··· Stored data

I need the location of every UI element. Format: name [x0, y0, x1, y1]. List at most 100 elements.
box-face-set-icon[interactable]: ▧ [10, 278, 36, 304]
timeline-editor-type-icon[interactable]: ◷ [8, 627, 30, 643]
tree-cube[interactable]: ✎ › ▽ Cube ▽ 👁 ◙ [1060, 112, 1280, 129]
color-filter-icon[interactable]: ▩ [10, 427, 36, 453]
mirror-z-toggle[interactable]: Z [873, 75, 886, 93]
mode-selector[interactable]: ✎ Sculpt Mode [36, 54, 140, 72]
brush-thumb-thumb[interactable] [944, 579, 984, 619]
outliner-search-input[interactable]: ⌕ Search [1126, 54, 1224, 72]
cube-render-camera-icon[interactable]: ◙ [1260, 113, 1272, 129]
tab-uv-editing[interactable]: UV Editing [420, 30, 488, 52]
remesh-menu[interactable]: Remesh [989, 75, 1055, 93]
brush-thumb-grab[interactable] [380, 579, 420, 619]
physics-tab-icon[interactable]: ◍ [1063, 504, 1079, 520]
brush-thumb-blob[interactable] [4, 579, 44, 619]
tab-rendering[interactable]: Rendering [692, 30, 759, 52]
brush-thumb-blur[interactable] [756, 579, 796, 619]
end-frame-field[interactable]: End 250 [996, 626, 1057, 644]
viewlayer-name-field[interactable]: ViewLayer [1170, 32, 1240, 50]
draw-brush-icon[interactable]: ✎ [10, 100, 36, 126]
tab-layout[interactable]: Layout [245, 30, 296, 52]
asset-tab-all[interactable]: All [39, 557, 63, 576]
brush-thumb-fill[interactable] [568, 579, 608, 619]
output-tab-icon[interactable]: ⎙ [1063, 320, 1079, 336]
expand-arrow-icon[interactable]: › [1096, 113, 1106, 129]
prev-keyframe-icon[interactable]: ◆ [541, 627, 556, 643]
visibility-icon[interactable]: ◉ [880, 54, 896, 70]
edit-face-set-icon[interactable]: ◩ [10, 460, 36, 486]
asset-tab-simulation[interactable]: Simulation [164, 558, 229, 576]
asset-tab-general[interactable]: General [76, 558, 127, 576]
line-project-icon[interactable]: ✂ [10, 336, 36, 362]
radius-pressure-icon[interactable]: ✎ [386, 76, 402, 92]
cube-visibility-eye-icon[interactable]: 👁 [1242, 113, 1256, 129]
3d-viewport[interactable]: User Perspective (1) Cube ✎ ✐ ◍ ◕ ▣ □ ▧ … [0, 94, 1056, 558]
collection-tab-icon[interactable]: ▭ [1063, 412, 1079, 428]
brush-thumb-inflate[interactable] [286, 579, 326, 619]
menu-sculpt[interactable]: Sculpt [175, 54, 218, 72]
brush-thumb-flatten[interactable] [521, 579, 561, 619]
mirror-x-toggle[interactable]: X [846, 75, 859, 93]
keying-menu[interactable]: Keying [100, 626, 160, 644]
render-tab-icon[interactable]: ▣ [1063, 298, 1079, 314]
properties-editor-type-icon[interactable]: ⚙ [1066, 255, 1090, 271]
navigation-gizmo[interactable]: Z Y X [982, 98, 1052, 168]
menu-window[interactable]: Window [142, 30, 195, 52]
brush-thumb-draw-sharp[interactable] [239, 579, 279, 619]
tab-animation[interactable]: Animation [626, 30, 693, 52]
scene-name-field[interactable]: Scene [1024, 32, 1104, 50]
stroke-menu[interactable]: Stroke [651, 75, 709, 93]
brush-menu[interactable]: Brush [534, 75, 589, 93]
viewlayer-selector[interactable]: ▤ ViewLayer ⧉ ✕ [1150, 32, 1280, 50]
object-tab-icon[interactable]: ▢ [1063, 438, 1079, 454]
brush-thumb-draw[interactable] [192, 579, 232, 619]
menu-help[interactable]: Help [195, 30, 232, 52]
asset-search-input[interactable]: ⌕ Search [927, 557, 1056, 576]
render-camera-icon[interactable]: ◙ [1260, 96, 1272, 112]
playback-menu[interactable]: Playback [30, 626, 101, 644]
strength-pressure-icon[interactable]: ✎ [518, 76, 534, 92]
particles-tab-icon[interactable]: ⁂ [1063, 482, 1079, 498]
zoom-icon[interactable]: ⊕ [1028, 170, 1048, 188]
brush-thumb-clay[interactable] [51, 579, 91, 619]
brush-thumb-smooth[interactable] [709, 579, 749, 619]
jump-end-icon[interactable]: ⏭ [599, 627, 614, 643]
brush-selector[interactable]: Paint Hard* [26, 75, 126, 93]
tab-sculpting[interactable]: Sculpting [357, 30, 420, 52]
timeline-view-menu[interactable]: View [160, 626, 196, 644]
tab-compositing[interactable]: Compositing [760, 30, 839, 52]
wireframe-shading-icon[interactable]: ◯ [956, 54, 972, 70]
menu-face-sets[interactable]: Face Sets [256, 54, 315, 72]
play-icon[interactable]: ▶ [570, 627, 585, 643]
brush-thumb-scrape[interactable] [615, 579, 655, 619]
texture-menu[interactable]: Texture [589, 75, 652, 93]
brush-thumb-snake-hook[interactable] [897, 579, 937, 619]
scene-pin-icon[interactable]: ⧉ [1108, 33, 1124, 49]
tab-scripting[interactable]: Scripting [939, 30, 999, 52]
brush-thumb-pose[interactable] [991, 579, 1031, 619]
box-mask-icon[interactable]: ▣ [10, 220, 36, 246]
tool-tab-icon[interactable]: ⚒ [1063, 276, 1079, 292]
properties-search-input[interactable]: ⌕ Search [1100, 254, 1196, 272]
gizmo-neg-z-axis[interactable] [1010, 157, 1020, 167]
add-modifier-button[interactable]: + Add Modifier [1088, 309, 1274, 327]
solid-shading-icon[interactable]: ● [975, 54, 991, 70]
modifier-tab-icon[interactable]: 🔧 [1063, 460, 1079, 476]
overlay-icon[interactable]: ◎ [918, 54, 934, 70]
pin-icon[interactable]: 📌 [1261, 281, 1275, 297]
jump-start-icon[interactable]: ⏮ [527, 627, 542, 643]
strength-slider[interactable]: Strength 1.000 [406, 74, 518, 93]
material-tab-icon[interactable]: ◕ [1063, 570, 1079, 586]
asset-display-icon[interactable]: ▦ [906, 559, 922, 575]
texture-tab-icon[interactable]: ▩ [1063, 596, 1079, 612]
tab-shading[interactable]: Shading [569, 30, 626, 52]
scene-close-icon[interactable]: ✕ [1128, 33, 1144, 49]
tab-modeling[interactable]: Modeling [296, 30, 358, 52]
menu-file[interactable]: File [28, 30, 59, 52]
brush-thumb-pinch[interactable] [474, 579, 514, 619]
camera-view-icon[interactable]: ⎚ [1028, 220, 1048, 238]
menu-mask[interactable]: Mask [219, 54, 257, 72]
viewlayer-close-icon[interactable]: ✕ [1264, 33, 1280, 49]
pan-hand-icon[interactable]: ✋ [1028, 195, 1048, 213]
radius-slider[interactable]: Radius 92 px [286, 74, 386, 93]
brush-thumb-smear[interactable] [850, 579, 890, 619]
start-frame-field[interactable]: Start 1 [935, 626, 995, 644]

······

Exercise prompt:
Copy out the data above line for line, without changing any character.

Result:
I need the location of every UI element. Format: name [x0, y0, x1, y1]. List at most 100 elements.
box-face-set-icon[interactable]: ▧ [10, 278, 36, 304]
timeline-editor-type-icon[interactable]: ◷ [8, 627, 30, 643]
tree-cube[interactable]: ✎ › ▽ Cube ▽ 👁 ◙ [1060, 112, 1280, 129]
color-filter-icon[interactable]: ▩ [10, 427, 36, 453]
mirror-z-toggle[interactable]: Z [873, 75, 886, 93]
mode-selector[interactable]: ✎ Sculpt Mode [36, 54, 140, 72]
brush-thumb-thumb[interactable] [944, 579, 984, 619]
outliner-search-input[interactable]: ⌕ Search [1126, 54, 1224, 72]
cube-render-camera-icon[interactable]: ◙ [1260, 113, 1272, 129]
tab-uv-editing[interactable]: UV Editing [420, 30, 488, 52]
remesh-menu[interactable]: Remesh [989, 75, 1055, 93]
brush-thumb-grab[interactable] [380, 579, 420, 619]
physics-tab-icon[interactable]: ◍ [1063, 504, 1079, 520]
brush-thumb-blob[interactable] [4, 579, 44, 619]
tab-rendering[interactable]: Rendering [692, 30, 759, 52]
brush-thumb-blur[interactable] [756, 579, 796, 619]
end-frame-field[interactable]: End 250 [996, 626, 1057, 644]
viewlayer-name-field[interactable]: ViewLayer [1170, 32, 1240, 50]
draw-brush-icon[interactable]: ✎ [10, 100, 36, 126]
tab-layout[interactable]: Layout [245, 30, 296, 52]
asset-tab-all[interactable]: All [39, 557, 63, 576]
brush-thumb-fill[interactable] [568, 579, 608, 619]
output-tab-icon[interactable]: ⎙ [1063, 320, 1079, 336]
expand-arrow-icon[interactable]: › [1096, 113, 1106, 129]
prev-keyframe-icon[interactable]: ◆ [541, 627, 556, 643]
visibility-icon[interactable]: ◉ [880, 54, 896, 70]
edit-face-set-icon[interactable]: ◩ [10, 460, 36, 486]
asset-tab-simulation[interactable]: Simulation [164, 558, 229, 576]
asset-tab-general[interactable]: General [76, 558, 127, 576]
line-project-icon[interactable]: ✂ [10, 336, 36, 362]
radius-pressure-icon[interactable]: ✎ [386, 76, 402, 92]
cube-visibility-eye-icon[interactable]: 👁 [1242, 113, 1256, 129]
3d-viewport[interactable]: User Perspective (1) Cube ✎ ✐ ◍ ◕ ▣ □ ▧ … [0, 94, 1056, 558]
collection-tab-icon[interactable]: ▭ [1063, 412, 1079, 428]
brush-thumb-inflate[interactable] [286, 579, 326, 619]
menu-sculpt[interactable]: Sculpt [175, 54, 218, 72]
brush-thumb-flatten[interactable] [521, 579, 561, 619]
mirror-x-toggle[interactable]: X [846, 75, 859, 93]
keying-menu[interactable]: Keying [100, 626, 160, 644]
render-tab-icon[interactable]: ▣ [1063, 298, 1079, 314]
properties-editor-type-icon[interactable]: ⚙ [1066, 255, 1090, 271]
navigation-gizmo[interactable]: Z Y X [982, 98, 1052, 168]
menu-window[interactable]: Window [142, 30, 195, 52]
brush-thumb-draw-sharp[interactable] [239, 579, 279, 619]
tab-animation[interactable]: Animation [626, 30, 693, 52]
scene-name-field[interactable]: Scene [1024, 32, 1104, 50]
stroke-menu[interactable]: Stroke [651, 75, 709, 93]
brush-menu[interactable]: Brush [534, 75, 589, 93]
viewlayer-selector[interactable]: ▤ ViewLayer ⧉ ✕ [1150, 32, 1280, 50]
object-tab-icon[interactable]: ▢ [1063, 438, 1079, 454]
brush-thumb-draw[interactable] [192, 579, 232, 619]
menu-help[interactable]: Help [195, 30, 232, 52]
asset-search-input[interactable]: ⌕ Search [927, 557, 1056, 576]
render-camera-icon[interactable]: ◙ [1260, 96, 1272, 112]
playback-menu[interactable]: Playback [30, 626, 101, 644]
strength-pressure-icon[interactable]: ✎ [518, 76, 534, 92]
particles-tab-icon[interactable]: ⁂ [1063, 482, 1079, 498]
zoom-icon[interactable]: ⊕ [1028, 170, 1048, 188]
brush-thumb-clay[interactable] [51, 579, 91, 619]
brush-thumb-smooth[interactable] [709, 579, 749, 619]
jump-end-icon[interactable]: ⏭ [599, 627, 614, 643]
brush-selector[interactable]: Paint Hard* [26, 75, 126, 93]
tab-sculpting[interactable]: Sculpting [357, 30, 420, 52]
timeline-view-menu[interactable]: View [160, 626, 196, 644]
tab-compositing[interactable]: Compositing [760, 30, 839, 52]
wireframe-shading-icon[interactable]: ◯ [956, 54, 972, 70]
menu-face-sets[interactable]: Face Sets [256, 54, 315, 72]
play-icon[interactable]: ▶ [570, 627, 585, 643]
brush-thumb-scrape[interactable] [615, 579, 655, 619]
texture-menu[interactable]: Texture [589, 75, 652, 93]
brush-thumb-snake-hook[interactable] [897, 579, 937, 619]
scene-pin-icon[interactable]: ⧉ [1108, 33, 1124, 49]
tab-scripting[interactable]: Scripting [939, 30, 999, 52]
brush-thumb-pose[interactable] [991, 579, 1031, 619]
box-mask-icon[interactable]: ▣ [10, 220, 36, 246]
tool-tab-icon[interactable]: ⚒ [1063, 276, 1079, 292]
properties-search-input[interactable]: ⌕ Search [1100, 254, 1196, 272]
gizmo-neg-z-axis[interactable] [1010, 157, 1020, 167]
add-modifier-button[interactable]: + Add Modifier [1088, 309, 1274, 327]
solid-shading-icon[interactable]: ● [975, 54, 991, 70]
modifier-tab-icon[interactable]: 🔧 [1063, 460, 1079, 476]
overlay-icon[interactable]: ◎ [918, 54, 934, 70]
pin-icon[interactable]: 📌 [1261, 281, 1275, 297]
jump-start-icon[interactable]: ⏮ [527, 627, 542, 643]
strength-slider[interactable]: Strength 1.000 [406, 74, 518, 93]
material-tab-icon[interactable]: ◕ [1063, 570, 1079, 586]
asset-display-icon[interactable]: ▦ [906, 559, 922, 575]
texture-tab-icon[interactable]: ▩ [1063, 596, 1079, 612]
tab-shading[interactable]: Shading [569, 30, 626, 52]
scene-close-icon[interactable]: ✕ [1128, 33, 1144, 49]
tab-modeling[interactable]: Modeling [296, 30, 358, 52]
menu-file[interactable]: File [28, 30, 59, 52]
brush-thumb-pinch[interactable] [474, 579, 514, 619]
camera-view-icon[interactable]: ⎚ [1028, 220, 1048, 238]
menu-mask[interactable]: Mask [219, 54, 257, 72]
viewlayer-close-icon[interactable]: ✕ [1264, 33, 1280, 49]
pan-hand-icon[interactable]: ✋ [1028, 195, 1048, 213]
radius-slider[interactable]: Radius 92 px [286, 74, 386, 93]
brush-thumb-smear[interactable] [850, 579, 890, 619]
start-frame-field[interactable]: Start 1 [935, 626, 995, 644]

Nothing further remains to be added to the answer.